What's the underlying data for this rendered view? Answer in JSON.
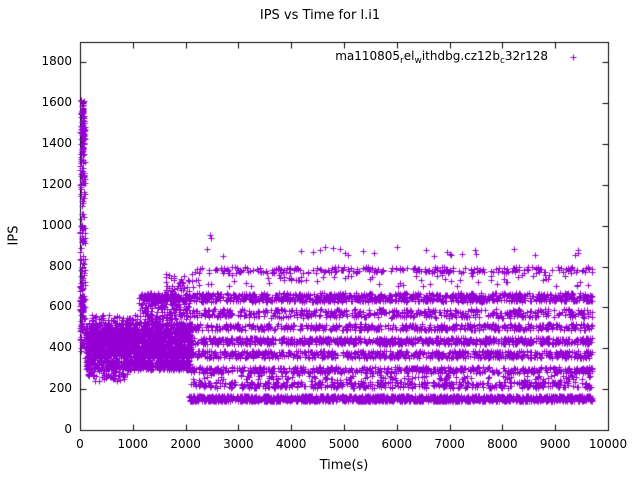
{
  "title": "IPS vs Time for l.i1",
  "axes": {
    "xlabel": "Time(s)",
    "ylabel": "IPS",
    "xlim": [
      0,
      10000
    ],
    "ylim": [
      0,
      1900
    ],
    "xticks": [
      0,
      1000,
      2000,
      3000,
      4000,
      5000,
      6000,
      7000,
      8000,
      9000,
      10000
    ],
    "yticks": [
      0,
      200,
      400,
      600,
      800,
      1000,
      1200,
      1400,
      1600,
      1800
    ]
  },
  "legend": {
    "marker": "+",
    "color": "#9400D3",
    "parts": [
      {
        "text": "ma110805",
        "sub": false
      },
      {
        "text": "r",
        "sub": true
      },
      {
        "text": "el",
        "sub": false
      },
      {
        "text": "w",
        "sub": true
      },
      {
        "text": "ithdbg.cz12b",
        "sub": false
      },
      {
        "text": "c",
        "sub": true
      },
      {
        "text": "32r128",
        "sub": false
      }
    ]
  },
  "chart_data": {
    "type": "scatter",
    "title": "IPS vs Time for l.i1",
    "xlabel": "Time(s)",
    "ylabel": "IPS",
    "xlim": [
      0,
      10000
    ],
    "ylim": [
      0,
      1900
    ],
    "grid": false,
    "legend_position": "top-right-inside",
    "series": [
      {
        "name": "ma110805_rel_withdbg.cz12b_c32r128",
        "marker": "+",
        "color": "#9400D3",
        "note": "clusters are [x0,x1,y0,y1,count] uniform bands estimated from the plot",
        "clusters": [
          [
            0,
            100,
            380,
            1620,
            150
          ],
          [
            15,
            85,
            1300,
            1600,
            50
          ],
          [
            0,
            60,
            480,
            700,
            60
          ],
          [
            100,
            2100,
            420,
            485,
            900
          ],
          [
            100,
            2100,
            350,
            415,
            700
          ],
          [
            100,
            2100,
            295,
            345,
            450
          ],
          [
            120,
            2100,
            485,
            525,
            260
          ],
          [
            150,
            900,
            240,
            290,
            45
          ],
          [
            200,
            2100,
            525,
            565,
            90
          ],
          [
            1100,
            2100,
            560,
            670,
            160
          ],
          [
            1250,
            2100,
            630,
            668,
            120
          ],
          [
            1600,
            2150,
            675,
            765,
            35
          ],
          [
            2050,
            9700,
            140,
            168,
            1500
          ],
          [
            2100,
            9700,
            205,
            238,
            450
          ],
          [
            2100,
            9700,
            245,
            268,
            120
          ],
          [
            2100,
            9700,
            278,
            308,
            550
          ],
          [
            2100,
            9700,
            352,
            388,
            650
          ],
          [
            2100,
            9700,
            420,
            452,
            750
          ],
          [
            2100,
            9700,
            488,
            518,
            480
          ],
          [
            2100,
            9700,
            550,
            592,
            480
          ],
          [
            2100,
            9700,
            628,
            670,
            900
          ],
          [
            2100,
            9700,
            700,
            762,
            70
          ],
          [
            2150,
            9700,
            768,
            798,
            260
          ],
          [
            2400,
            9700,
            850,
            900,
            26
          ],
          [
            2430,
            2480,
            940,
            958,
            2
          ]
        ]
      }
    ]
  }
}
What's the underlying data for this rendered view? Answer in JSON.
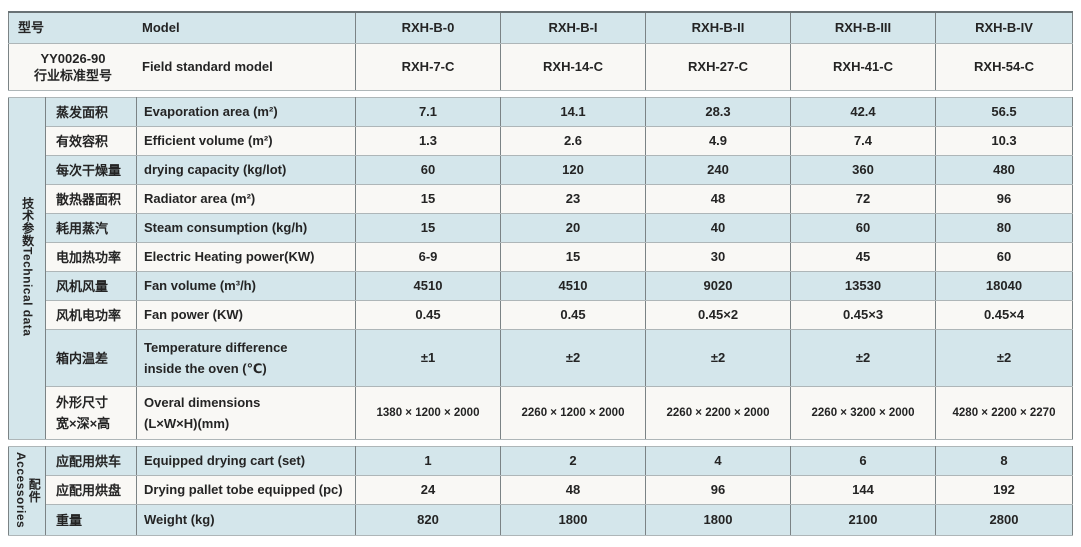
{
  "doc": {
    "title": "RXH series drying oven technical specification table"
  },
  "colors": {
    "row_blue": "#d4e6eb",
    "row_white": "#f9f8f5",
    "line_vertical": "#7b8385",
    "line_horizontal": "#aeb6b8"
  },
  "header": {
    "model_cn": "型号",
    "model_en": "Model",
    "models": [
      "RXH-B-0",
      "RXH-B-I",
      "RXH-B-II",
      "RXH-B-III",
      "RXH-B-IV"
    ],
    "standard_cn_line1": "YY0026-90",
    "standard_cn_line2": "行业标准型号",
    "standard_en": "Field standard model",
    "standard_models": [
      "RXH-7-C",
      "RXH-14-C",
      "RXH-27-C",
      "RXH-41-C",
      "RXH-54-C"
    ]
  },
  "technical": {
    "group_cn": "技术参数",
    "group_en": "Technical data",
    "rows": [
      {
        "cn": "蒸发面积",
        "en": "Evaporation area (m²)",
        "values": [
          "7.1",
          "14.1",
          "28.3",
          "42.4",
          "56.5"
        ]
      },
      {
        "cn": "有效容积",
        "en": "Efficient volume (m²)",
        "values": [
          "1.3",
          "2.6",
          "4.9",
          "7.4",
          "10.3"
        ]
      },
      {
        "cn": "每次干燥量",
        "en": "drying capacity (kg/lot)",
        "values": [
          "60",
          "120",
          "240",
          "360",
          "480"
        ]
      },
      {
        "cn": "散热器面积",
        "en": "Radiator area (m²)",
        "values": [
          "15",
          "23",
          "48",
          "72",
          "96"
        ]
      },
      {
        "cn": "耗用蒸汽",
        "en": "Steam consumption (kg/h)",
        "values": [
          "15",
          "20",
          "40",
          "60",
          "80"
        ]
      },
      {
        "cn": "电加热功率",
        "en": "Electric Heating power(KW)",
        "values": [
          "6-9",
          "15",
          "30",
          "45",
          "60"
        ]
      },
      {
        "cn": "风机风量",
        "en": "Fan volume (m³/h)",
        "values": [
          "4510",
          "4510",
          "9020",
          "13530",
          "18040"
        ]
      },
      {
        "cn": "风机电功率",
        "en": "Fan power (KW)",
        "values": [
          "0.45",
          "0.45",
          "0.45×2",
          "0.45×3",
          "0.45×4"
        ]
      },
      {
        "cn": "箱内温差",
        "en": "Temperature difference",
        "en2": "inside the oven (℃)",
        "values": [
          "±1",
          "±2",
          "±2",
          "±2",
          "±2"
        ]
      },
      {
        "cn": "外形尺寸",
        "cn2": "宽×深×高",
        "en": "Overal dimensions",
        "en2": "(L×W×H)(mm)",
        "values": [
          "1380 × 1200 × 2000",
          "2260 × 1200 × 2000",
          "2260 × 2200 × 2000",
          "2260 × 3200 × 2000",
          "4280 × 2200 × 2270"
        ]
      }
    ]
  },
  "accessories": {
    "group_cn": "配件",
    "group_en": "Accessories",
    "rows": [
      {
        "cn": "应配用烘车",
        "en": "Equipped drying cart (set)",
        "values": [
          "1",
          "2",
          "4",
          "6",
          "8"
        ]
      },
      {
        "cn": "应配用烘盘",
        "en": "Drying pallet tobe equipped (pc)",
        "values": [
          "24",
          "48",
          "96",
          "144",
          "192"
        ]
      },
      {
        "cn": "重量",
        "en": "Weight (kg)",
        "values": [
          "820",
          "1800",
          "1800",
          "2100",
          "2800"
        ]
      }
    ]
  }
}
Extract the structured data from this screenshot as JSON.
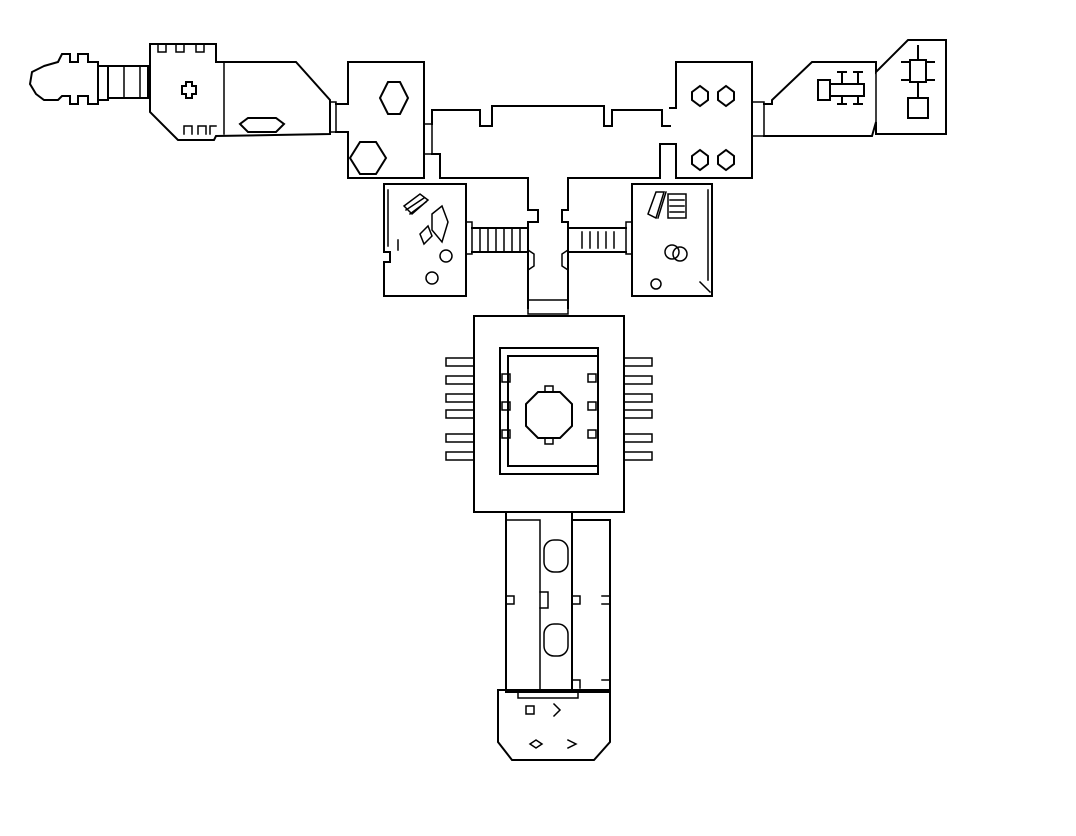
{
  "map": {
    "style": "monochrome line-art floor plan",
    "colors": {
      "background": "#ffffff",
      "line": "#000000"
    },
    "regions": [
      {
        "id": "west-wing",
        "features": [
          "round-room",
          "cross-symbol",
          "oval-pad",
          "pillars"
        ]
      },
      {
        "id": "hexagon-room",
        "features": [
          "hexagon",
          "hexagon"
        ]
      },
      {
        "id": "central-corridor"
      },
      {
        "id": "octagon-room",
        "features": [
          "octagon",
          "octagon",
          "octagon",
          "octagon"
        ]
      },
      {
        "id": "east-wing",
        "features": [
          "dumbbell-symbol",
          "pillar-symbol",
          "square-block"
        ]
      },
      {
        "id": "west-debris-room",
        "features": [
          "rubble",
          "rings"
        ]
      },
      {
        "id": "east-debris-room",
        "features": [
          "rubble",
          "rings"
        ]
      },
      {
        "id": "central-hall",
        "features": [
          "ribbed-sides",
          "inner-court",
          "octagon-hub"
        ]
      },
      {
        "id": "south-corridors",
        "features": [
          "twin-halls",
          "capsule-niches"
        ]
      },
      {
        "id": "south-terminal",
        "features": [
          "beveled-room",
          "small-symbols"
        ]
      }
    ]
  }
}
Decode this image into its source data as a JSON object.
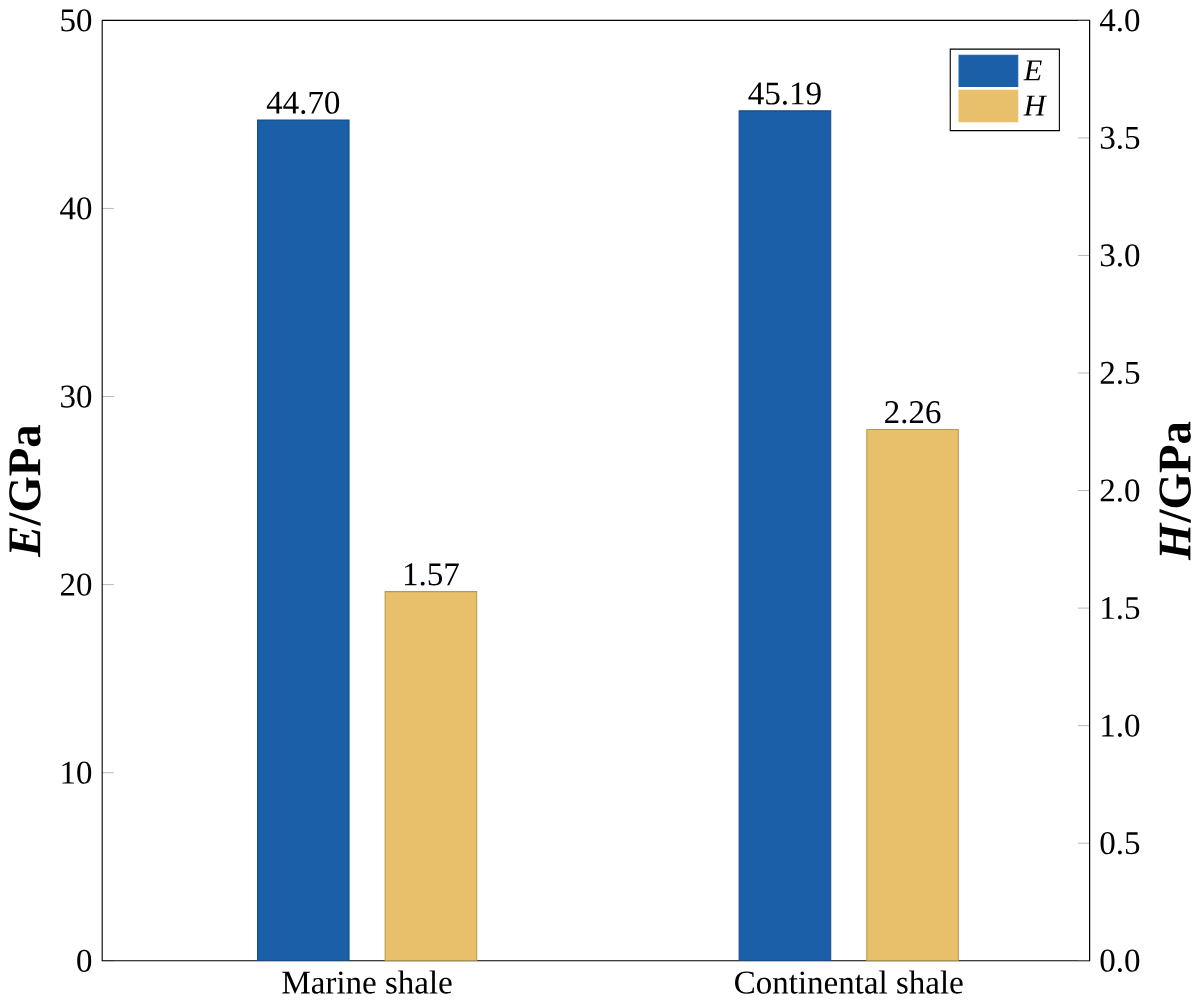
{
  "chart_data": {
    "type": "bar",
    "categories": [
      "Marine shale",
      "Continental shale"
    ],
    "series": [
      {
        "name": "E",
        "color": "#1a5fa8",
        "values": [
          44.7,
          45.19
        ],
        "value_labels": [
          "44.70",
          "45.19"
        ]
      },
      {
        "name": "H",
        "color": "#e8bf6a",
        "values": [
          1.57,
          2.26
        ],
        "value_labels": [
          "1.57",
          "2.26"
        ],
        "axis": "y2"
      }
    ],
    "ylabel": "*E*/GPa",
    "y2label": "*H*/GPa",
    "ylim": [
      0,
      50
    ],
    "yticks": [
      0,
      10,
      20,
      30,
      40,
      50
    ],
    "y2lim": [
      0,
      4
    ],
    "y2ticks": [
      {
        "value": 0,
        "label": "0.0"
      },
      {
        "value": 0.5,
        "label": "0.5"
      },
      {
        "value": 1,
        "label": "1.0"
      },
      {
        "value": 1.5,
        "label": "1.5"
      },
      {
        "value": 2,
        "label": "2.0"
      },
      {
        "value": 2.5,
        "label": "2.5"
      },
      {
        "value": 3,
        "label": "3.0"
      },
      {
        "value": 3.5,
        "label": "3.5"
      },
      {
        "value": 4,
        "label": "4.0"
      }
    ],
    "legend": "top right",
    "grid": false
  }
}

··········

Goal: Pick every line with "right" in it and copy it.

Written solution:
    "legend_position": "top-right-inside",
    "legend": "top right",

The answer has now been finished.